Problem –
Using the entries that follow, collect the lines where the word "blue" appears.

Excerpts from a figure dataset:
::::::::::
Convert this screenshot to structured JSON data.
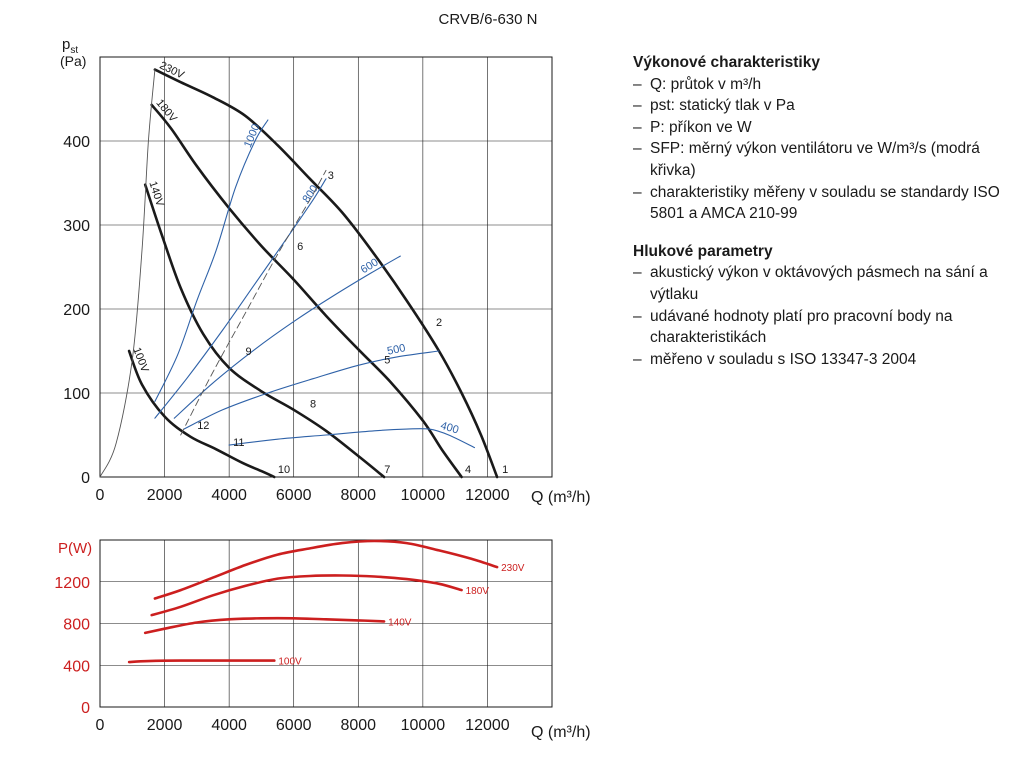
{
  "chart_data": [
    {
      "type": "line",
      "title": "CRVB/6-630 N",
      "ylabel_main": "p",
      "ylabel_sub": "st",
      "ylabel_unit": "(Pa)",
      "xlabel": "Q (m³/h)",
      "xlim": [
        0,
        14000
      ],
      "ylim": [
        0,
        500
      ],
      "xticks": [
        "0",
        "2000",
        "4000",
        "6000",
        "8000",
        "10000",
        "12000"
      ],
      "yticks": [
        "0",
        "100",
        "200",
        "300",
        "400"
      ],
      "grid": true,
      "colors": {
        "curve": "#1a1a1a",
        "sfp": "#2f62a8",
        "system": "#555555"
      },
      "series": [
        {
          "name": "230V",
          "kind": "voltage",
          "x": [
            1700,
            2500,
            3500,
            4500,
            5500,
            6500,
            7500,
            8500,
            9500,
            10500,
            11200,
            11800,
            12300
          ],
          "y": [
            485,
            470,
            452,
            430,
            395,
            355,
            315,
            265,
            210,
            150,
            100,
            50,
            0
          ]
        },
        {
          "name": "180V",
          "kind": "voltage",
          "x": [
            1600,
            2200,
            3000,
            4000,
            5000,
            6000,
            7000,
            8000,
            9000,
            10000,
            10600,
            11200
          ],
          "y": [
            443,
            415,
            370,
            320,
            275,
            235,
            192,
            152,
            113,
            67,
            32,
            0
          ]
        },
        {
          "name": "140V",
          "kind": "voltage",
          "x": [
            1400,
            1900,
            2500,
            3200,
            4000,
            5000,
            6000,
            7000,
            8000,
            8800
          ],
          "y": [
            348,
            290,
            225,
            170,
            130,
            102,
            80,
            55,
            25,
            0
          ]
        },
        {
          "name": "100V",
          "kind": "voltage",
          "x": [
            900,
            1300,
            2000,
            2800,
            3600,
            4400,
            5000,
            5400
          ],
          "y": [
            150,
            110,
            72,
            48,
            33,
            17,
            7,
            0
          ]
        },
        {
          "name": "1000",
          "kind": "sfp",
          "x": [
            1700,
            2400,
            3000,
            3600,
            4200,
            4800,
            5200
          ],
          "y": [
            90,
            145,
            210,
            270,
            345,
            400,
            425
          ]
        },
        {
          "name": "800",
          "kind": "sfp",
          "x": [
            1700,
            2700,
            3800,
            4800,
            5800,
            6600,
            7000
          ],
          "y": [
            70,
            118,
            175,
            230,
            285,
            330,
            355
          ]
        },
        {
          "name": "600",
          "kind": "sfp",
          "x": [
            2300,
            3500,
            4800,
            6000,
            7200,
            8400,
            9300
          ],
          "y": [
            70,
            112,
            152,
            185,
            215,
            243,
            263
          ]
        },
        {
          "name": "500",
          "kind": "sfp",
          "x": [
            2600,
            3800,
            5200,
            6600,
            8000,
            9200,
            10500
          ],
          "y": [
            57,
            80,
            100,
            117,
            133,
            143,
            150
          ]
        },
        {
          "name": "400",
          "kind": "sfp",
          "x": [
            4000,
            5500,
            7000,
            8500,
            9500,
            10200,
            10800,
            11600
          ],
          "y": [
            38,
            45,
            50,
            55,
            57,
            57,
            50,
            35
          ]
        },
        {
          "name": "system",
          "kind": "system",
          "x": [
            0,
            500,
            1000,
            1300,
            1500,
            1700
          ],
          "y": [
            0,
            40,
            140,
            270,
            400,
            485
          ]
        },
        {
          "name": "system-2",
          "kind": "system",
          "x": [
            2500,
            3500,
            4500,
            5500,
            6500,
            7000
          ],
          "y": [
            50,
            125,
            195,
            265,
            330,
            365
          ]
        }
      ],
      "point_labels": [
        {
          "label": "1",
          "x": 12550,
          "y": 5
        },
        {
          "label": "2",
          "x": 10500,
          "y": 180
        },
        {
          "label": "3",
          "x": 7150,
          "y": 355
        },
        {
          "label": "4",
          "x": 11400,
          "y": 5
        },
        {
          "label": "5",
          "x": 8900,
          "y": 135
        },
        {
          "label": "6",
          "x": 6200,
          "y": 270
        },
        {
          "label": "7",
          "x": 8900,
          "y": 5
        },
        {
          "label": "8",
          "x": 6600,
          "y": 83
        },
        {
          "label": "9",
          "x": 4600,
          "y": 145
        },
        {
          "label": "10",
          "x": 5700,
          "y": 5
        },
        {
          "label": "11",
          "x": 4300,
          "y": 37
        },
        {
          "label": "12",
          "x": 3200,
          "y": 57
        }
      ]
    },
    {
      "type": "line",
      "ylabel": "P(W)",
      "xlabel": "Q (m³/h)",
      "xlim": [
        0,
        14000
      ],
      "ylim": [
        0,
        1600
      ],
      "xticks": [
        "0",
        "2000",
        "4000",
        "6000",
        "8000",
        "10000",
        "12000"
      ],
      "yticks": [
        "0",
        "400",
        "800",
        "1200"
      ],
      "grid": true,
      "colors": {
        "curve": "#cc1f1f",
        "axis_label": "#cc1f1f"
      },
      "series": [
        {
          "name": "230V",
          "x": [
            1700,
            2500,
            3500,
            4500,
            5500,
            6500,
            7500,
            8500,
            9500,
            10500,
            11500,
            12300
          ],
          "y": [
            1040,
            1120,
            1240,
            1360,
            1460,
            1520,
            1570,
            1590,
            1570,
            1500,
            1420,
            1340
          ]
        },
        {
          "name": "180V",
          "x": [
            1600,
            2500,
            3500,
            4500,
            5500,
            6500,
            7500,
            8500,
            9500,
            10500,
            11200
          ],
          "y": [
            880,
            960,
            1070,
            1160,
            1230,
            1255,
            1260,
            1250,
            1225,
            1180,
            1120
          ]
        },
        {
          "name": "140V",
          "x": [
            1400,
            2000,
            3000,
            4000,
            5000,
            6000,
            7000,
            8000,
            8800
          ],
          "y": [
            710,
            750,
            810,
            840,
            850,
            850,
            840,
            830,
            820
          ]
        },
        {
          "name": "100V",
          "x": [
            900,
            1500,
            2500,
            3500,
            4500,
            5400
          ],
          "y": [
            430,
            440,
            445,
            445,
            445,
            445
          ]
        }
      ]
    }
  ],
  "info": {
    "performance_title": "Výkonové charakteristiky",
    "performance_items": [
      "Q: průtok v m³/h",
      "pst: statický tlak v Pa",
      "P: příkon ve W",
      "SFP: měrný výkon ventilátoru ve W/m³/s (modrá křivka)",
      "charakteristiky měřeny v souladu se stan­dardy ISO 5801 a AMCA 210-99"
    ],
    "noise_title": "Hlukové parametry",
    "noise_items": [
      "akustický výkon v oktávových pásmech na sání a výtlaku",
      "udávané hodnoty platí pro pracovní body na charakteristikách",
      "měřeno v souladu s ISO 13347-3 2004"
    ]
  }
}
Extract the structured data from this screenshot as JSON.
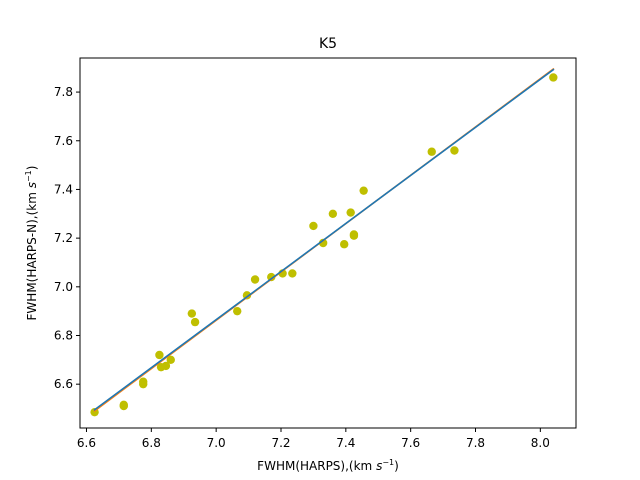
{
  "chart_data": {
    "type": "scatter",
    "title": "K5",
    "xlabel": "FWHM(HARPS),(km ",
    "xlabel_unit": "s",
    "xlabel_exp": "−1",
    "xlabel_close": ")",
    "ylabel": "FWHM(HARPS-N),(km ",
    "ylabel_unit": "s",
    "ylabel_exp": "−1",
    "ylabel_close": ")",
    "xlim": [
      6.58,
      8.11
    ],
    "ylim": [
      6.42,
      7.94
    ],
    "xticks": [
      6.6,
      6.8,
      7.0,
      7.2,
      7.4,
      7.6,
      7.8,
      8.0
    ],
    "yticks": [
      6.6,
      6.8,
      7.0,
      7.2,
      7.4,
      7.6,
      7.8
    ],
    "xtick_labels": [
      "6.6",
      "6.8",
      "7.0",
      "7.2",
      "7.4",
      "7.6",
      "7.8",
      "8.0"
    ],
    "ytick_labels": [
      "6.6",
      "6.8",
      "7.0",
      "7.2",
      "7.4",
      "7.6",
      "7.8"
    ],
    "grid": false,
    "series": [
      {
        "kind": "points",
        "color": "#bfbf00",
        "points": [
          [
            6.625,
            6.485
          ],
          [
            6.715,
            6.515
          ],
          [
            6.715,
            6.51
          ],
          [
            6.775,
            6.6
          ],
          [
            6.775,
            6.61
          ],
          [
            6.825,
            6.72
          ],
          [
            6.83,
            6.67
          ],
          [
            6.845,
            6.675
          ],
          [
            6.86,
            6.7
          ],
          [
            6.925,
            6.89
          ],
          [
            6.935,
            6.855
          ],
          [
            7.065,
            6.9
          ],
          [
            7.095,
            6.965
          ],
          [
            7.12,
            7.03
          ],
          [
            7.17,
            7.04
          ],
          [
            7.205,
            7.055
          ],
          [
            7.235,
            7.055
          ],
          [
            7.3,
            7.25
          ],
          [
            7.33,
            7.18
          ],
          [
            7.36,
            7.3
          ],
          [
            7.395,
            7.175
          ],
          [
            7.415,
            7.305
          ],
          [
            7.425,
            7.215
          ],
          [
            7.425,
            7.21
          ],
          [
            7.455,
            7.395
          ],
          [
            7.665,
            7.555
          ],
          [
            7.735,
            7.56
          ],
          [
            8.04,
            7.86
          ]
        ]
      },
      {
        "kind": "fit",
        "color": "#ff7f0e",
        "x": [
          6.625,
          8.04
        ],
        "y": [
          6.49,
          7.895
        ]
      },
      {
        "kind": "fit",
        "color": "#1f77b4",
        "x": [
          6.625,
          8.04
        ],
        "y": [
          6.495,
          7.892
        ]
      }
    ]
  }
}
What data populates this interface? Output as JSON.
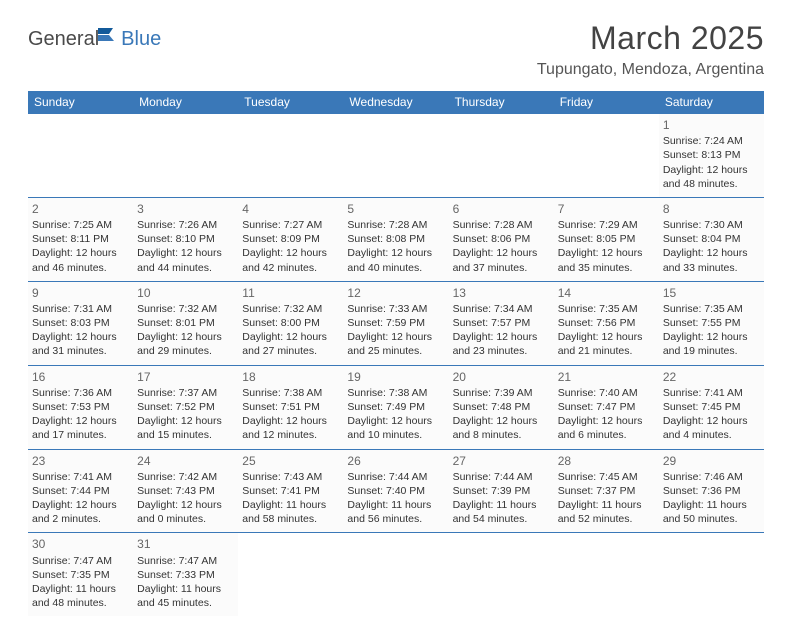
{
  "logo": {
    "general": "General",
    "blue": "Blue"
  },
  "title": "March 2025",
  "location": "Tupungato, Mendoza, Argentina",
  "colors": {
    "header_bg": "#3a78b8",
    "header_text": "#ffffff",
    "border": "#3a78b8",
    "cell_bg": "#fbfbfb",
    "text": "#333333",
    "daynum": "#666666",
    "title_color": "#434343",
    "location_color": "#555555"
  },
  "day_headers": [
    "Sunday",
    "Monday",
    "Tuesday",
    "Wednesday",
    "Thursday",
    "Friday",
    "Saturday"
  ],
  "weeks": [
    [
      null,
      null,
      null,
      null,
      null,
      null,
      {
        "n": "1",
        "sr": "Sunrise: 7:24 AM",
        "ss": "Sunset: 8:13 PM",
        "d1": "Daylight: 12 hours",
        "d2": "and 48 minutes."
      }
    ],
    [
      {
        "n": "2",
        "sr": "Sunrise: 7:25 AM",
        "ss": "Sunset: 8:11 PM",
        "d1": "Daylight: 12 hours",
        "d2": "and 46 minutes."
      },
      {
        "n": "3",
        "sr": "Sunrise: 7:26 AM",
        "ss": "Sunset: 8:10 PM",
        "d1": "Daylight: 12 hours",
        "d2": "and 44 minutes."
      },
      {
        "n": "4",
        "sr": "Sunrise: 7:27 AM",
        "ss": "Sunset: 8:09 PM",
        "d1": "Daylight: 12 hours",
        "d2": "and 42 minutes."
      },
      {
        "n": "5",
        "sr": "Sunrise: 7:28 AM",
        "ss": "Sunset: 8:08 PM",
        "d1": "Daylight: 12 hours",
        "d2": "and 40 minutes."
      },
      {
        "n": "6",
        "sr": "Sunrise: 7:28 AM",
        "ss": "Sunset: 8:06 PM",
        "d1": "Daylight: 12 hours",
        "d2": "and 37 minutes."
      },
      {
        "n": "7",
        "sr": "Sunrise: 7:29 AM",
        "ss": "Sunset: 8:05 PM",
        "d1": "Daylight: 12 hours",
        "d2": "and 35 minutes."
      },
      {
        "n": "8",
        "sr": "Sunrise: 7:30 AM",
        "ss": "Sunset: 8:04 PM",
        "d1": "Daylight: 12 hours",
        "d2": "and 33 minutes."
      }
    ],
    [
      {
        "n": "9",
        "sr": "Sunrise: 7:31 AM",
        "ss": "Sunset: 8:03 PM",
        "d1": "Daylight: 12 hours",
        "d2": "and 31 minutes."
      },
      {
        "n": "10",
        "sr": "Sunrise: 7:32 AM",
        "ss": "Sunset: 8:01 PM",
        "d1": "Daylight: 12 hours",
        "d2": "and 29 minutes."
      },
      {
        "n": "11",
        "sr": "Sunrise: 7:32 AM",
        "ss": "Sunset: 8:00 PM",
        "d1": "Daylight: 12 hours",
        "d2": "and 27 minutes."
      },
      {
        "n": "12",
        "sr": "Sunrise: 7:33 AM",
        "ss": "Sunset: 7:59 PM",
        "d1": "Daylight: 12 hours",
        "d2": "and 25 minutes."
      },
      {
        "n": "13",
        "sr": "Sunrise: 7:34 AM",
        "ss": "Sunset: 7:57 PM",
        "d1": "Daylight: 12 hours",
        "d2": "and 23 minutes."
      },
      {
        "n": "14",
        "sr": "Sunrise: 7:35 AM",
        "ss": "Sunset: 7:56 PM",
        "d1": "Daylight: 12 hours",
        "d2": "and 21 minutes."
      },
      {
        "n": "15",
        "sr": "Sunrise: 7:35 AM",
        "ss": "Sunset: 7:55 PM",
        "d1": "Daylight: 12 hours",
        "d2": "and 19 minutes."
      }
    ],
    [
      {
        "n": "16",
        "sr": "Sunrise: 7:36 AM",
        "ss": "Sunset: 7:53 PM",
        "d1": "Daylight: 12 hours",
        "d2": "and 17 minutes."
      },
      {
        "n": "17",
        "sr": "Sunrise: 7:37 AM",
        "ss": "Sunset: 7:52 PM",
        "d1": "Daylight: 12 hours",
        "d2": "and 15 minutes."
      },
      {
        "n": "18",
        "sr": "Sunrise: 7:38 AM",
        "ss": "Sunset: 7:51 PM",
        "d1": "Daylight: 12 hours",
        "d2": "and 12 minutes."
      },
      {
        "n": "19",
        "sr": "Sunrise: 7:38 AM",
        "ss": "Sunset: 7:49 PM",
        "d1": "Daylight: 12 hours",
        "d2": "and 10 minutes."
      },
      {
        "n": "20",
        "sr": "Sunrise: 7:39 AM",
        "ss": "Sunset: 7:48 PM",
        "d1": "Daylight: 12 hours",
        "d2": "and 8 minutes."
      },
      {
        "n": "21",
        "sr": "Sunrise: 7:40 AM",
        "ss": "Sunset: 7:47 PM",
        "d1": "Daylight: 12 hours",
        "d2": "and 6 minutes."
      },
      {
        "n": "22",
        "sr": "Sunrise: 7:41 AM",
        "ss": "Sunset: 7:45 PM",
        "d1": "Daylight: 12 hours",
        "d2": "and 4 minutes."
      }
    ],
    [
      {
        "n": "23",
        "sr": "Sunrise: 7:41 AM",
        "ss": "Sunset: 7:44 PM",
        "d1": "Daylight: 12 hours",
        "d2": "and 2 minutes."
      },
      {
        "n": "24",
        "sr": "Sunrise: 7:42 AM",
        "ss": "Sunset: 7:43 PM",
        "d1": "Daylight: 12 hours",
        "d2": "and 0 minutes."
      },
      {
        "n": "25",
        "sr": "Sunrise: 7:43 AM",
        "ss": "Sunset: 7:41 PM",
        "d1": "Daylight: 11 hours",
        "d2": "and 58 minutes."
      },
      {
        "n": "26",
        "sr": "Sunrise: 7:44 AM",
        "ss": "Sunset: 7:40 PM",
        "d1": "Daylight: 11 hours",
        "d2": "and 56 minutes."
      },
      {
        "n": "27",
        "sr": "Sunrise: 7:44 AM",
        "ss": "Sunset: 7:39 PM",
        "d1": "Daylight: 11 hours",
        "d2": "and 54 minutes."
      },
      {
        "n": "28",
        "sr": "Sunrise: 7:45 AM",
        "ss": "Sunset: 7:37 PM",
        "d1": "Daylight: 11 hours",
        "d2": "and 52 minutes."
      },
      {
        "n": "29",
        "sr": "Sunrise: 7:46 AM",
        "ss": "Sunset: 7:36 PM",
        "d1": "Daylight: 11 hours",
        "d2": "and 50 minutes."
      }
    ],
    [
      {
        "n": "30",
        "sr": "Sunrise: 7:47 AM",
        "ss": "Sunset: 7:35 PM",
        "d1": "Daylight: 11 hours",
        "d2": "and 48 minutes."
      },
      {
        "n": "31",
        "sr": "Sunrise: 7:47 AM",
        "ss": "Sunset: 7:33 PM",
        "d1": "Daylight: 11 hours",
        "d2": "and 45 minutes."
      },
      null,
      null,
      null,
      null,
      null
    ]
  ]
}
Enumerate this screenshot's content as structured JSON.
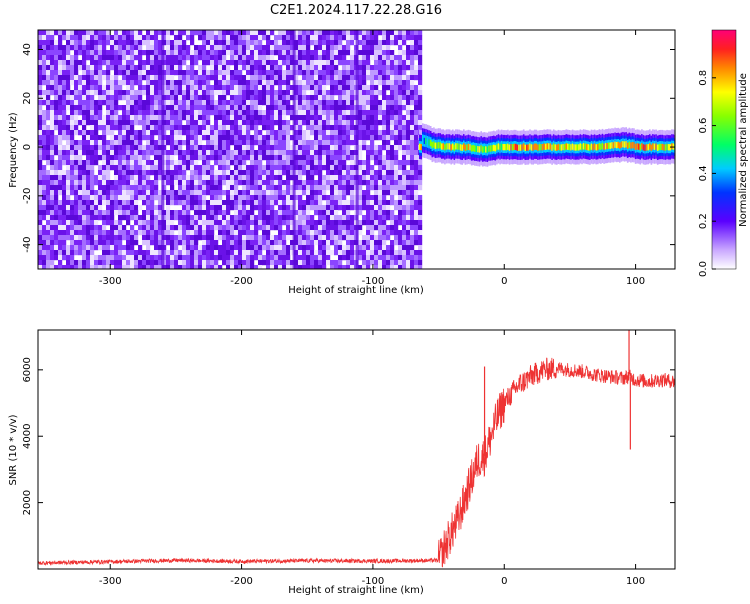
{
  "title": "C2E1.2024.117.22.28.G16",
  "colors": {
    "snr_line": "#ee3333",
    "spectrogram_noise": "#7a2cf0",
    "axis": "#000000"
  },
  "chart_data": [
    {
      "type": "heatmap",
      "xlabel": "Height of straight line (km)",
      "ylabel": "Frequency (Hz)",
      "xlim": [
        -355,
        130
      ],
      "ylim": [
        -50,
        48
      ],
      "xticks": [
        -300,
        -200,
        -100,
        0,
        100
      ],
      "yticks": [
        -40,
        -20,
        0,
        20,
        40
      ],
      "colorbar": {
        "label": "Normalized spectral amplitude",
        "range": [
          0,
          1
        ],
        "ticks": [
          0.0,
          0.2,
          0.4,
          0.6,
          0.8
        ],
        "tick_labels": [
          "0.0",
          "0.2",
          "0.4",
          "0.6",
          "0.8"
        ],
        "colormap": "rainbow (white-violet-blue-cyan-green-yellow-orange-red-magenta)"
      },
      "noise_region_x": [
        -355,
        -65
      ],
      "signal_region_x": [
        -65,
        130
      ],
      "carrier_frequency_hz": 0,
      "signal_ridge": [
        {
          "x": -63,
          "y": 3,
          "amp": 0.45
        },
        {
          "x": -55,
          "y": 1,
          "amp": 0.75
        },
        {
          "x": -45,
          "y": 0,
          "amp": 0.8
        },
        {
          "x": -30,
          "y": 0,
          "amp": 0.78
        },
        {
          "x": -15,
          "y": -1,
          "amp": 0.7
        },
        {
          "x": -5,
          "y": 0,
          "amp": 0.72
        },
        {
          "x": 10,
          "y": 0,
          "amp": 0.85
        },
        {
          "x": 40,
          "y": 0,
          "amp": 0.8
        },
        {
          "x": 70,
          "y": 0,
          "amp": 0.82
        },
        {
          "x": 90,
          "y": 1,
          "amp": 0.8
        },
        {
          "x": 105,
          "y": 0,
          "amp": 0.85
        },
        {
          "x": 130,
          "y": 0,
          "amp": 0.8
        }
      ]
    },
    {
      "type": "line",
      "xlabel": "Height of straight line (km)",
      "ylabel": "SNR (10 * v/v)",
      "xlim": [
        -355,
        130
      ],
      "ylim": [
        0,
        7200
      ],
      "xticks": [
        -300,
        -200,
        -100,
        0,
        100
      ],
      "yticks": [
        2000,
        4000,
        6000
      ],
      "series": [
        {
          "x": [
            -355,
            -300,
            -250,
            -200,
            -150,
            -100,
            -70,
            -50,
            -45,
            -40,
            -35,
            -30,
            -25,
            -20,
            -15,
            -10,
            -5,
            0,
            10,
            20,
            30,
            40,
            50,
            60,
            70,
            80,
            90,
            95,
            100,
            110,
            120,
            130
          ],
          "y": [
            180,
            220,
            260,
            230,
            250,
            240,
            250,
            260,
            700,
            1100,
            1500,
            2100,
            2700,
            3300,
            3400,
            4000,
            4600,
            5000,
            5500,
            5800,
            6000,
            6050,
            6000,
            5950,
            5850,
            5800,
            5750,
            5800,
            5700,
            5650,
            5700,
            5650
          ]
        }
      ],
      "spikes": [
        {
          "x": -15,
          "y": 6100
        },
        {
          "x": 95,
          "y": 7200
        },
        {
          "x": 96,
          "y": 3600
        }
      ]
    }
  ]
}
::::::::::
Problem solution –
    "blue": "Blue"
        "colormap": "rainbow (white-violet-blue-cyan-green-yellow-orange-red-magenta)"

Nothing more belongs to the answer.